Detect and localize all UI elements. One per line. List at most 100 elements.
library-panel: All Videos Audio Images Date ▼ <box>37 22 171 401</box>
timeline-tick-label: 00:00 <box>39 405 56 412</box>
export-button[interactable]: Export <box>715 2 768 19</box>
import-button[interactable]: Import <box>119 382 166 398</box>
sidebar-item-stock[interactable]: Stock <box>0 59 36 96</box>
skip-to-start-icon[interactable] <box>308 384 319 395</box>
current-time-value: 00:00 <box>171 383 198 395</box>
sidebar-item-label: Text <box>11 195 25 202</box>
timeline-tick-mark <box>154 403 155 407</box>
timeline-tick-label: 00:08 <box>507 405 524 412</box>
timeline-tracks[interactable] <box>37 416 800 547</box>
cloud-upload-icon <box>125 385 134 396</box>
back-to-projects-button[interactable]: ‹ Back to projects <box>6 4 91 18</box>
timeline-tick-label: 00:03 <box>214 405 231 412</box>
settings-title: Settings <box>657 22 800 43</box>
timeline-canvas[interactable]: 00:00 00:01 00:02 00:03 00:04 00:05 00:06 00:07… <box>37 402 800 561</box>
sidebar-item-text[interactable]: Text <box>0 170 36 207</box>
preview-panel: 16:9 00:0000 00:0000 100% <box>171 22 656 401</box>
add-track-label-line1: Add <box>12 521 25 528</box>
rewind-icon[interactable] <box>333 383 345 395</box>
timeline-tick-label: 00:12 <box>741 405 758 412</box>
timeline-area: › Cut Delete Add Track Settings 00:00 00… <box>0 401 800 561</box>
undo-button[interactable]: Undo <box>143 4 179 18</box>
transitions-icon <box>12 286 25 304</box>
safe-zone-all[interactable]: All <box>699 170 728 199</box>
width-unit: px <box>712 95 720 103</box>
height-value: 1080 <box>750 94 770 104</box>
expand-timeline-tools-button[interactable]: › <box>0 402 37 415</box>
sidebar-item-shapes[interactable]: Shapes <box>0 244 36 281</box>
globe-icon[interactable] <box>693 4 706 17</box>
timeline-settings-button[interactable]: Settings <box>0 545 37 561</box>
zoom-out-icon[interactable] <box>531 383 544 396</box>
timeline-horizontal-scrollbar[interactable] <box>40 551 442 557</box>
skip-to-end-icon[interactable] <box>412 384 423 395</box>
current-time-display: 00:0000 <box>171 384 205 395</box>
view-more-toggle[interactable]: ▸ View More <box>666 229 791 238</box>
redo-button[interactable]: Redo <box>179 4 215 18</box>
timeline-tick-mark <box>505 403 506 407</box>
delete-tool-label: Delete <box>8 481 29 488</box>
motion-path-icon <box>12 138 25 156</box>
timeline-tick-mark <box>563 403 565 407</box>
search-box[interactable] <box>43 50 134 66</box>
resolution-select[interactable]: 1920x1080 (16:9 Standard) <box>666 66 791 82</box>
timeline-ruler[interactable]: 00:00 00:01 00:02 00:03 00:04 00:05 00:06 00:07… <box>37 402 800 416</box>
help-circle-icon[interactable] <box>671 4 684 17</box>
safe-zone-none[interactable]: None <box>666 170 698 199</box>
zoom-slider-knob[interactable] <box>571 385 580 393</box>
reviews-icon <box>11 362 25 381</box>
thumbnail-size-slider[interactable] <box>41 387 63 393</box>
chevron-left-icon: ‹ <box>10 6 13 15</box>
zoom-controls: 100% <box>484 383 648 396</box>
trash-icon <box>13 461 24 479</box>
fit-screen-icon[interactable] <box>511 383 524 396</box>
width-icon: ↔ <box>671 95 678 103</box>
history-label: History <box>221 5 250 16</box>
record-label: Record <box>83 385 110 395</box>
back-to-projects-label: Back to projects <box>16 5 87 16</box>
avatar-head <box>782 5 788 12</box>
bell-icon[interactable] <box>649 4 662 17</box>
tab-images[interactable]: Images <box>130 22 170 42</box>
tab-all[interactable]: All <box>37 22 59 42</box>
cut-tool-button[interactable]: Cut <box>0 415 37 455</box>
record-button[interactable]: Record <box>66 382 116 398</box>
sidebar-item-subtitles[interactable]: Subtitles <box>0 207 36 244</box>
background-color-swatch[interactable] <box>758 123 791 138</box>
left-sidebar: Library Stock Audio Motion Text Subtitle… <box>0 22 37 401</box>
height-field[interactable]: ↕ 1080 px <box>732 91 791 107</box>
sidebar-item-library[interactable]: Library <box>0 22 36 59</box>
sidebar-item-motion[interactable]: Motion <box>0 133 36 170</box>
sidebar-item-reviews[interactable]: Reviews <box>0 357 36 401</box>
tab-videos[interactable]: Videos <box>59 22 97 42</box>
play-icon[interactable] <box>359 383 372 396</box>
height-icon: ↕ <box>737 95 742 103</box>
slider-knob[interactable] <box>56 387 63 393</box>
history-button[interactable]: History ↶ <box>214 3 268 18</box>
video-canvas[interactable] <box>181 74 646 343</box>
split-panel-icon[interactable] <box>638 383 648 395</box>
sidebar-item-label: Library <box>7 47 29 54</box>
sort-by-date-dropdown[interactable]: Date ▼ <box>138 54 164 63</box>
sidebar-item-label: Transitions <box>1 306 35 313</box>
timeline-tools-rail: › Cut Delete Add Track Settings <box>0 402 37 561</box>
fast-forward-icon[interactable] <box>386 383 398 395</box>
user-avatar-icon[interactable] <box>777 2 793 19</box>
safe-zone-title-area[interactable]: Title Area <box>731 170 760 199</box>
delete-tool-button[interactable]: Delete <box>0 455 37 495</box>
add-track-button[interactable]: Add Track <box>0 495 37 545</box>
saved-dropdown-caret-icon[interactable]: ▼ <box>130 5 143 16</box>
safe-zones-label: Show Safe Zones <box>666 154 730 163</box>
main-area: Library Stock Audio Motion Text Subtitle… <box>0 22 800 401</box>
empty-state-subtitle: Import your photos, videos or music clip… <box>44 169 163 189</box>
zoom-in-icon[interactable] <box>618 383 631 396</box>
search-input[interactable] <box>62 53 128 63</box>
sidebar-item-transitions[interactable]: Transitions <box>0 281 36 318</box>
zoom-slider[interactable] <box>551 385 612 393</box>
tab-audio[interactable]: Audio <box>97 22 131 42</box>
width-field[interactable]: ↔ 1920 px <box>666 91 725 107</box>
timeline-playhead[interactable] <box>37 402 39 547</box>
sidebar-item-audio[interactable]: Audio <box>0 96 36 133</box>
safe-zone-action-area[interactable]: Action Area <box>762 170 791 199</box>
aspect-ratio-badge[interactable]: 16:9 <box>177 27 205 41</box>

- Stated exercise
Rename "Show Safe Zones" to "Display Safe Zones" in the entries above, then write out all of the entries again with everything else left the same.

- Problem solution
Detect and localize all UI elements. One per line. List at most 100 elements.
library-panel: All Videos Audio Images Date ▼ <box>37 22 171 401</box>
timeline-tick-label: 00:00 <box>39 405 56 412</box>
export-button[interactable]: Export <box>715 2 768 19</box>
import-button[interactable]: Import <box>119 382 166 398</box>
sidebar-item-stock[interactable]: Stock <box>0 59 36 96</box>
skip-to-start-icon[interactable] <box>308 384 319 395</box>
current-time-value: 00:00 <box>171 383 198 395</box>
sidebar-item-label: Text <box>11 195 25 202</box>
timeline-tick-mark <box>154 403 155 407</box>
timeline-tick-label: 00:08 <box>507 405 524 412</box>
timeline-tracks[interactable] <box>37 416 800 547</box>
cloud-upload-icon <box>125 385 134 396</box>
back-to-projects-button[interactable]: ‹ Back to projects <box>6 4 91 18</box>
timeline-tick-label: 00:03 <box>214 405 231 412</box>
settings-title: Settings <box>657 22 800 43</box>
timeline-canvas[interactable]: 00:00 00:01 00:02 00:03 00:04 00:05 00:06 00:07… <box>37 402 800 561</box>
sidebar-item-text[interactable]: Text <box>0 170 36 207</box>
preview-panel: 16:9 00:0000 00:0000 100% <box>171 22 656 401</box>
add-track-label-line1: Add <box>12 521 25 528</box>
rewind-icon[interactable] <box>333 383 345 395</box>
timeline-tick-label: 00:12 <box>741 405 758 412</box>
timeline-area: › Cut Delete Add Track Settings 00:00 00… <box>0 401 800 561</box>
undo-button[interactable]: Undo <box>143 4 179 18</box>
transitions-icon <box>12 286 25 304</box>
safe-zone-all[interactable]: All <box>699 170 728 199</box>
width-unit: px <box>712 95 720 103</box>
height-value: 1080 <box>750 94 770 104</box>
expand-timeline-tools-button[interactable]: › <box>0 402 37 415</box>
sidebar-item-shapes[interactable]: Shapes <box>0 244 36 281</box>
globe-icon[interactable] <box>693 4 706 17</box>
timeline-settings-button[interactable]: Settings <box>0 545 37 561</box>
zoom-out-icon[interactable] <box>531 383 544 396</box>
timeline-horizontal-scrollbar[interactable] <box>40 551 442 557</box>
skip-to-end-icon[interactable] <box>412 384 423 395</box>
current-time-display: 00:0000 <box>171 384 205 395</box>
view-more-toggle[interactable]: ▸ View More <box>666 229 791 238</box>
redo-button[interactable]: Redo <box>179 4 215 18</box>
timeline-tick-mark <box>505 403 506 407</box>
delete-tool-label: Delete <box>8 481 29 488</box>
motion-path-icon <box>12 138 25 156</box>
timeline-tick-mark <box>563 403 565 407</box>
search-box[interactable] <box>43 50 134 66</box>
resolution-select[interactable]: 1920x1080 (16:9 Standard) <box>666 66 791 82</box>
timeline-ruler[interactable]: 00:00 00:01 00:02 00:03 00:04 00:05 00:06 00:07… <box>37 402 800 416</box>
help-circle-icon[interactable] <box>671 4 684 17</box>
safe-zone-none[interactable]: None <box>666 170 698 199</box>
zoom-slider-knob[interactable] <box>571 385 580 393</box>
reviews-icon <box>11 362 25 381</box>
thumbnail-size-slider[interactable] <box>41 387 63 393</box>
chevron-left-icon: ‹ <box>10 6 13 15</box>
zoom-controls: 100% <box>484 383 648 396</box>
trash-icon <box>13 461 24 479</box>
fit-screen-icon[interactable] <box>511 383 524 396</box>
width-icon: ↔ <box>671 95 678 103</box>
history-label: History <box>221 5 250 16</box>
record-label: Record <box>83 385 110 395</box>
back-to-projects-label: Back to projects <box>16 5 87 16</box>
avatar-head <box>782 5 788 12</box>
bell-icon[interactable] <box>649 4 662 17</box>
tab-images[interactable]: Images <box>130 22 170 42</box>
tab-all[interactable]: All <box>37 22 59 42</box>
cut-tool-button[interactable]: Cut <box>0 415 37 455</box>
record-button[interactable]: Record <box>66 382 116 398</box>
sidebar-item-subtitles[interactable]: Subtitles <box>0 207 36 244</box>
background-color-swatch[interactable] <box>758 123 791 138</box>
left-sidebar: Library Stock Audio Motion Text Subtitle… <box>0 22 37 401</box>
height-field[interactable]: ↕ 1080 px <box>732 91 791 107</box>
sidebar-item-library[interactable]: Library <box>0 22 36 59</box>
sidebar-item-motion[interactable]: Motion <box>0 133 36 170</box>
sidebar-item-reviews[interactable]: Reviews <box>0 357 36 401</box>
tab-videos[interactable]: Videos <box>59 22 97 42</box>
play-icon[interactable] <box>359 383 372 396</box>
height-icon: ↕ <box>737 95 742 103</box>
slider-knob[interactable] <box>56 387 63 393</box>
history-button[interactable]: History ↶ <box>214 3 268 18</box>
video-canvas[interactable] <box>181 74 646 343</box>
split-panel-icon[interactable] <box>638 383 648 395</box>
sidebar-item-label: Library <box>7 47 29 54</box>
sort-by-date-dropdown[interactable]: Date ▼ <box>138 54 164 63</box>
sidebar-item-label: Transitions <box>1 306 35 313</box>
timeline-tools-rail: › Cut Delete Add Track Settings <box>0 402 37 561</box>
fast-forward-icon[interactable] <box>386 383 398 395</box>
user-avatar-icon[interactable] <box>777 2 793 19</box>
safe-zone-title-area[interactable]: Title Area <box>731 170 760 199</box>
delete-tool-button[interactable]: Delete <box>0 455 37 495</box>
add-track-button[interactable]: Add Track <box>0 495 37 545</box>
saved-dropdown-caret-icon[interactable]: ▼ <box>130 5 143 16</box>
safe-zones-label: Display Safe Zones <box>666 154 730 163</box>
main-area: Library Stock Audio Motion Text Subtitle… <box>0 22 800 401</box>
empty-state-subtitle: Import your photos, videos or music clip… <box>44 169 163 189</box>
zoom-in-icon[interactable] <box>618 383 631 396</box>
search-input[interactable] <box>62 53 128 63</box>
sidebar-item-transitions[interactable]: Transitions <box>0 281 36 318</box>
zoom-slider[interactable] <box>551 385 612 393</box>
tab-audio[interactable]: Audio <box>97 22 131 42</box>
width-field[interactable]: ↔ 1920 px <box>666 91 725 107</box>
timeline-playhead[interactable] <box>37 402 39 547</box>
sidebar-item-audio[interactable]: Audio <box>0 96 36 133</box>
safe-zone-action-area[interactable]: Action Area <box>762 170 791 199</box>
aspect-ratio-badge[interactable]: 16:9 <box>177 27 205 41</box>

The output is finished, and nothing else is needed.